** Opening Material to process block **

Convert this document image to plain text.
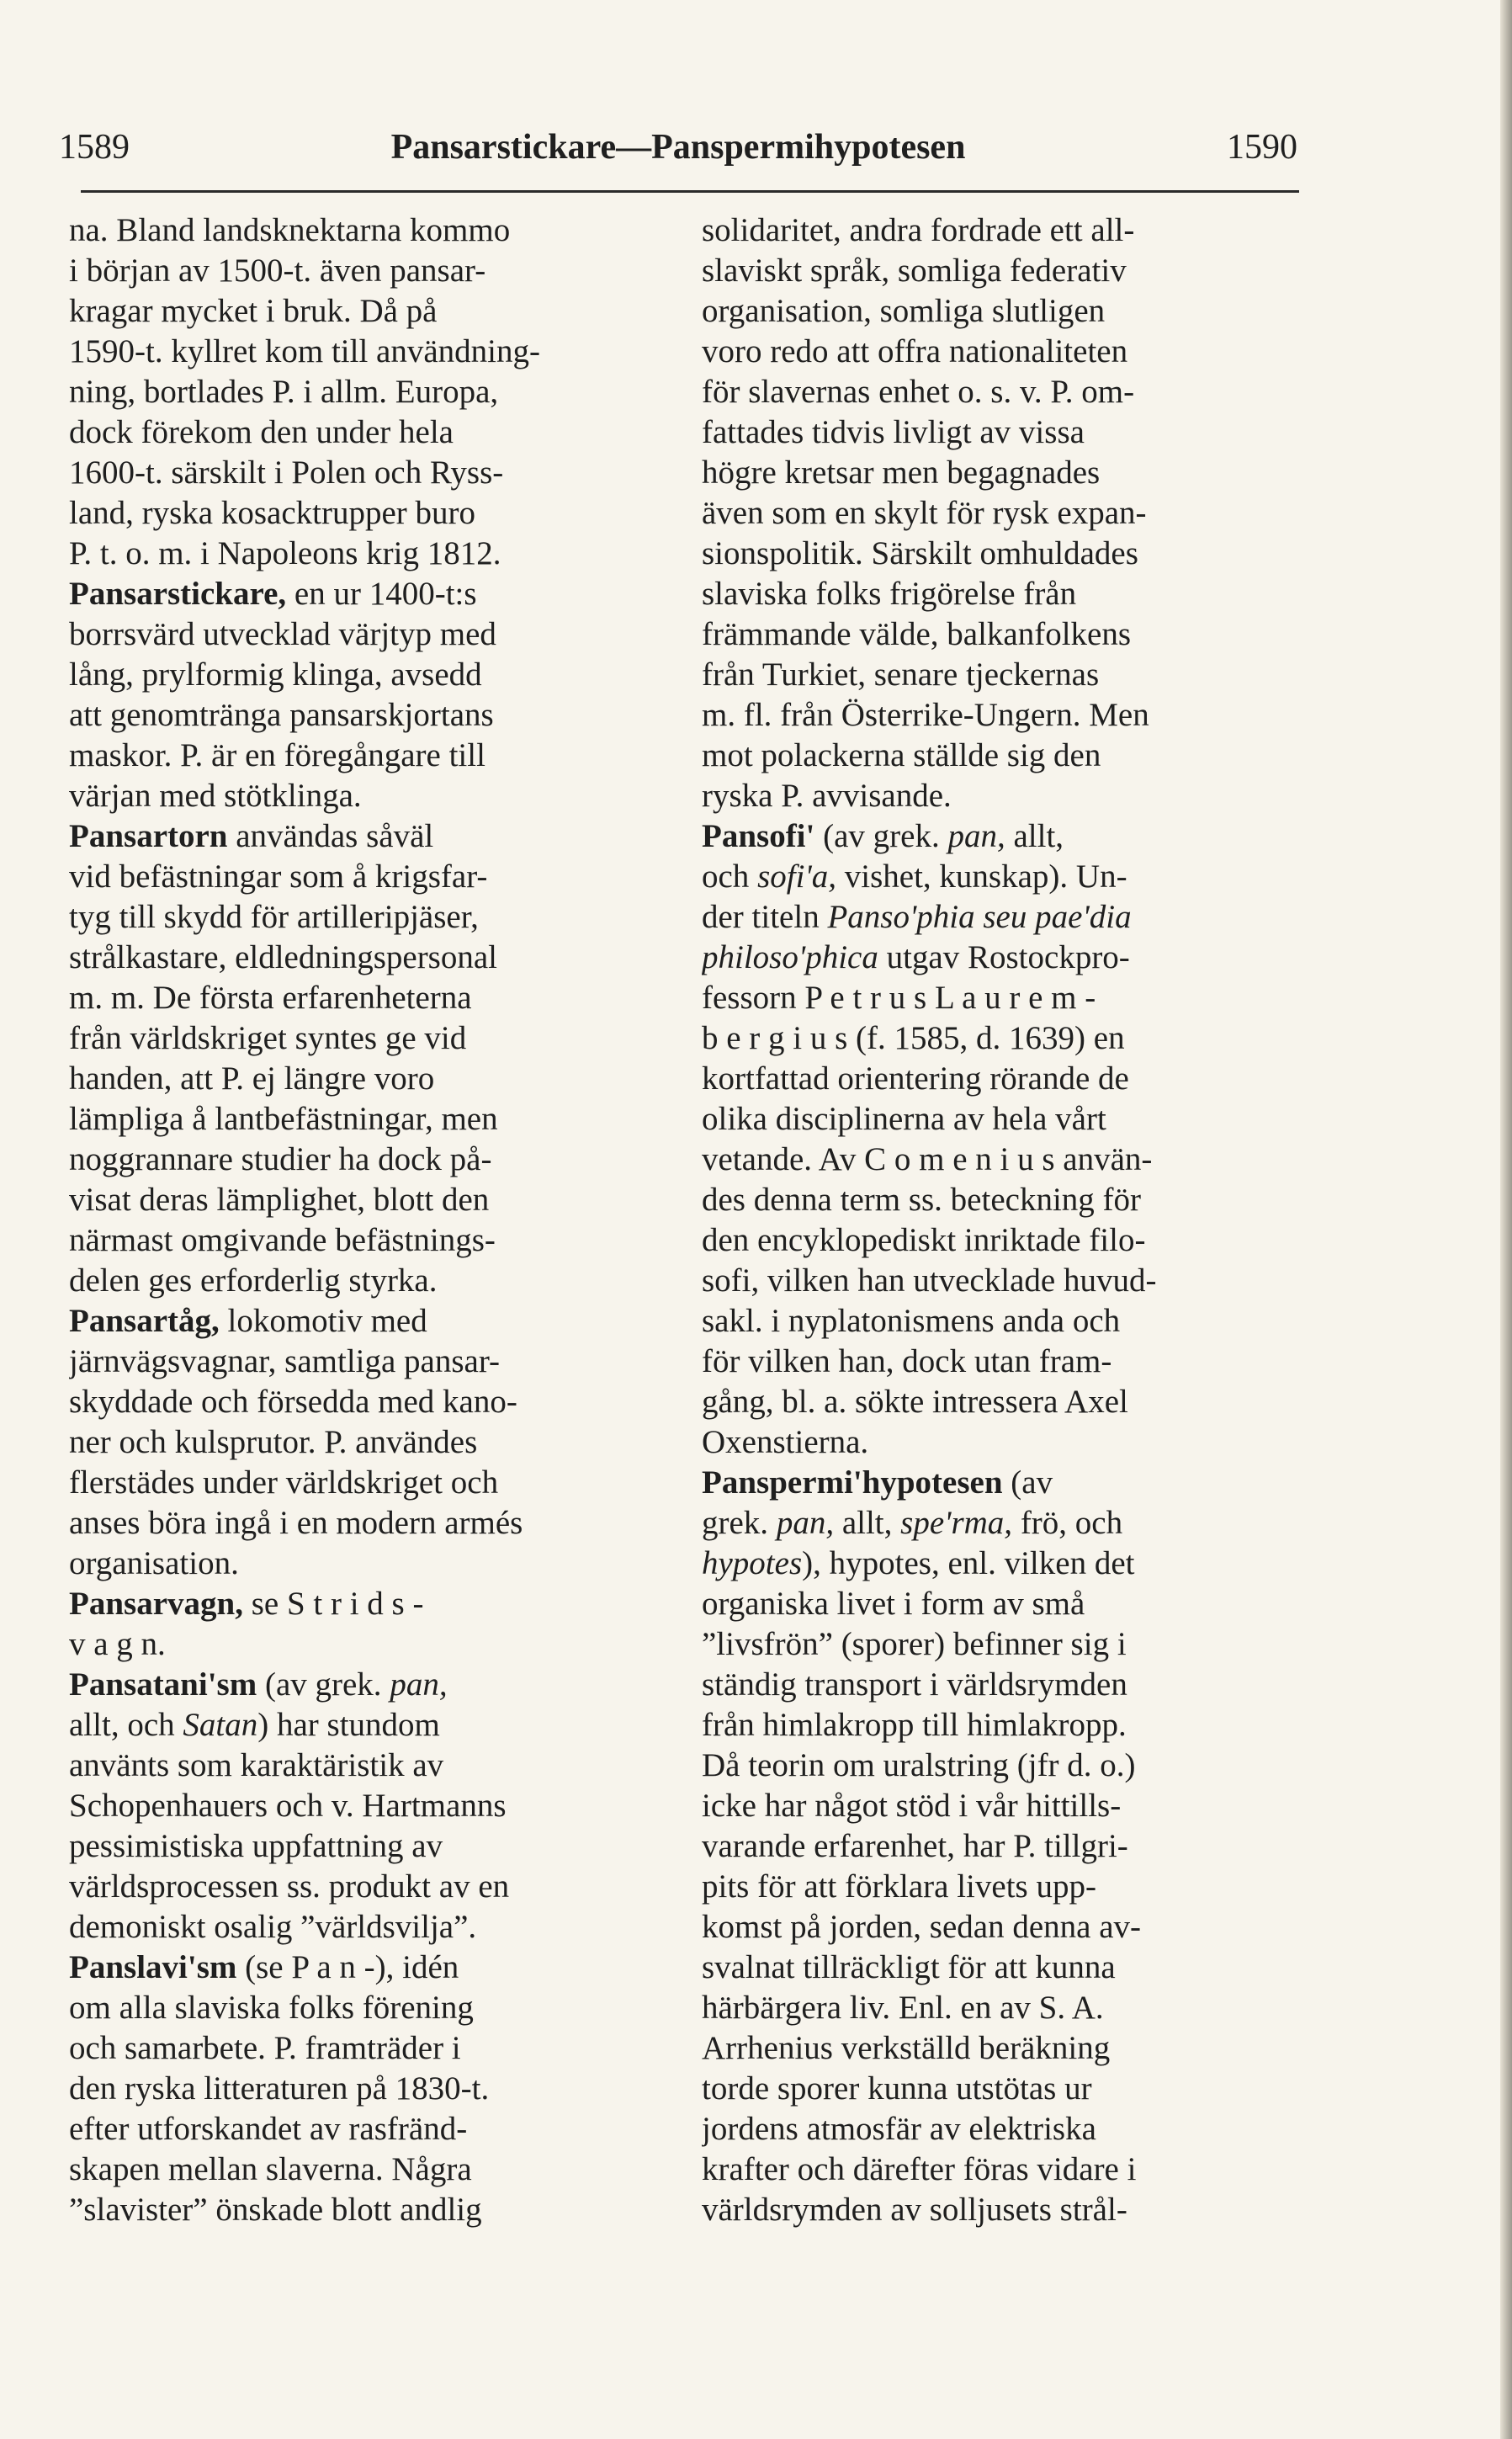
1589	Pansarstickare—Panspermihypotesen	1590
na. Bland landsknektarna kommo
i början av 1500-t. även pansar-
kragar mycket i bruk. Då på
1590-t. kyllret kom till användning-
ning, bortlades P. i allm. Europa,
dock förekom den under hela
1600-t. särskilt i Polen och Ryss-
land, ryska kosacktrupper buro
P. t. o. m. i Napoleons krig 1812.
Pansarstickare, en ur 1400-t:s
borrsvärd utvecklad värjtyp med
lång, prylformig klinga, avsedd
att genomtränga pansarskjortans
maskor. P. är en föregångare till
värjan med stötklinga.
Pansartorn användas såväl
vid befästningar som å krigsfar-
tyg till skydd för artilleripjäser,
strålkastare, eldledningspersonal
m. m. De första erfarenheterna
från världskriget syntes ge vid
handen, att P. ej längre voro
lämpliga å lantbefästningar, men
noggrannare studier ha dock på-
visat deras lämplighet, blott den
närmast omgivande befästnings-
delen ges erforderlig styrka.
Pansartåg, lokomotiv med
järnvägsvagnar, samtliga pansar-
skyddade och försedda med kano-
ner och kulsprutor. P. användes
flerstädes under världskriget och
anses böra ingå i en modern armés
organisation.
Pansarvagn, se S t r i d s -
v a g n.
Pansatani'sm (av grek. pan,
allt, och Satan) har stundom
använts som karaktäristik av
Schopenhauers och v. Hartmanns
pessimistiska uppfattning av
världsprocessen ss. produkt av en
demoniskt osalig ”världsvilja”.
Panslavi'sm (se P a n -), idén
om alla slaviska folks förening
och samarbete. P. framträder i
den ryska litteraturen på 1830-t.
efter utforskandet av rasfränd-
skapen mellan slaverna. Några
”slavister” önskade blott andlig
solidaritet, andra fordrade ett all-
slaviskt språk, somliga federativ
organisation, somliga slutligen
voro redo att offra nationaliteten
för slavernas enhet o. s. v. P. om-
fattades tidvis livligt av vissa
högre kretsar men begagnades
även som en skylt för rysk expan-
sionspolitik. Särskilt omhuldades
slaviska folks frigörelse från
främmande välde, balkanfolkens
från Turkiet, senare tjeckernas
m. fl. från Österrike-Ungern. Men
mot polackerna ställde sig den
ryska P. avvisande.
Pansofi' (av grek. pan, allt,
och sofi'a, vishet, kunskap). Un-
der titeln Panso'phia seu pae'dia
philoso'phica utgav Rostockpro-
fessorn P e t r u s L a u r e m -
b e r g i u s (f. 1585, d. 1639) en
kortfattad orientering rörande de
olika disciplinerna av hela vårt
vetande. Av C o m e n i u s använ-
des denna term ss. beteckning för
den encyklopediskt inriktade filo-
sofi, vilken han utvecklade huvud-
sakl. i nyplatonismens anda och
för vilken han, dock utan fram-
gång, bl. a. sökte intressera Axel
Oxenstierna.
Panspermi'hypotesen (av
grek. pan, allt, spe'rma, frö, och
hypotes), hypotes, enl. vilken det
organiska livet i form av små
”livsfrön” (sporer) befinner sig i
ständig transport i världsrymden
från himlakropp till himlakropp.
Då teorin om uralstring (jfr d. o.)
icke har något stöd i vår hittills-
varande erfarenhet, har P. tillgri-
pits för att förklara livets upp-
komst på jorden, sedan denna av-
svalnat tillräckligt för att kunna
härbärgera liv. Enl. en av S. A.
Arrhenius verkställd beräkning
torde sporer kunna utstötas ur
jordens atmosfär av elektriska
krafter och därefter föras vidare i
världsrymden av solljusets strål-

** Closing Material to process block **

Only the pictures are to be left out; copy all the remaining material above exactly.

Convert this document image to plain text.
1589	Pansarstickare—Panspermihypotesen	1590
na. Bland landsknektarna kommo
i början av 1500-t. även pansar-
kragar mycket i bruk. Då på
1590-t. kyllret kom till användning-
ning, bortlades P. i allm. Europa,
dock förekom den under hela
1600-t. särskilt i Polen och Ryss-
land, ryska kosacktrupper buro
P. t. o. m. i Napoleons krig 1812.
Pansarstickare, en ur 1400-t:s
borrsvärd utvecklad värjtyp med
lång, prylformig klinga, avsedd
att genomtränga pansarskjortans
maskor. P. är en föregångare till
värjan med stötklinga.
Pansartorn användas såväl
vid befästningar som å krigsfar-
tyg till skydd för artilleripjäser,
strålkastare, eldledningspersonal
m. m. De första erfarenheterna
från världskriget syntes ge vid
handen, att P. ej längre voro
lämpliga å lantbefästningar, men
noggrannare studier ha dock på-
visat deras lämplighet, blott den
närmast omgivande befästnings-
delen ges erforderlig styrka.
Pansartåg, lokomotiv med
järnvägsvagnar, samtliga pansar-
skyddade och försedda med kano-
ner och kulsprutor. P. användes
flerstädes under världskriget och
anses böra ingå i en modern armés
organisation.
Pansarvagn, se S t r i d s -
v a g n.
Pansatani'sm (av grek. pan,
allt, och Satan) har stundom
använts som karaktäristik av
Schopenhauers och v. Hartmanns
pessimistiska uppfattning av
världsprocessen ss. produkt av en
demoniskt osalig ”världsvilja”.
Panslavi'sm (se P a n -), idén
om alla slaviska folks förening
och samarbete. P. framträder i
den ryska litteraturen på 1830-t.
efter utforskandet av rasfränd-
skapen mellan slaverna. Några
”slavister” önskade blott andlig
solidaritet, andra fordrade ett all-
slaviskt språk, somliga federativ
organisation, somliga slutligen
voro redo att offra nationaliteten
för slavernas enhet o. s. v. P. om-
fattades tidvis livligt av vissa
högre kretsar men begagnades
även som en skylt för rysk expan-
sionspolitik. Särskilt omhuldades
slaviska folks frigörelse från
främmande välde, balkanfolkens
från Turkiet, senare tjeckernas
m. fl. från Österrike-Ungern. Men
mot polackerna ställde sig den
ryska P. avvisande.
Pansofi' (av grek. pan, allt,
och sofi'a, vishet, kunskap). Un-
der titeln Panso'phia seu pae'dia
philoso'phica utgav Rostockpro-
fessorn P e t r u s L a u r e m -
b e r g i u s (f. 1585, d. 1639) en
kortfattad orientering rörande de
olika disciplinerna av hela vårt
vetande. Av C o m e n i u s använ-
des denna term ss. beteckning för
den encyklopediskt inriktade filo-
sofi, vilken han utvecklade huvud-
sakl. i nyplatonismens anda och
för vilken han, dock utan fram-
gång, bl. a. sökte intressera Axel
Oxenstierna.
Panspermi'hypotesen (av
grek. pan, allt, spe'rma, frö, och
hypotes), hypotes, enl. vilken det
organiska livet i form av små
”livsfrön” (sporer) befinner sig i
ständig transport i världsrymden
från himlakropp till himlakropp.
Då teorin om uralstring (jfr d. o.)
icke har något stöd i vår hittills-
varande erfarenhet, har P. tillgri-
pits för att förklara livets upp-
komst på jorden, sedan denna av-
svalnat tillräckligt för att kunna
härbärgera liv. Enl. en av S. A.
Arrhenius verkställd beräkning
torde sporer kunna utstötas ur
jordens atmosfär av elektriska
krafter och därefter föras vidare i
världsrymden av solljusets strål-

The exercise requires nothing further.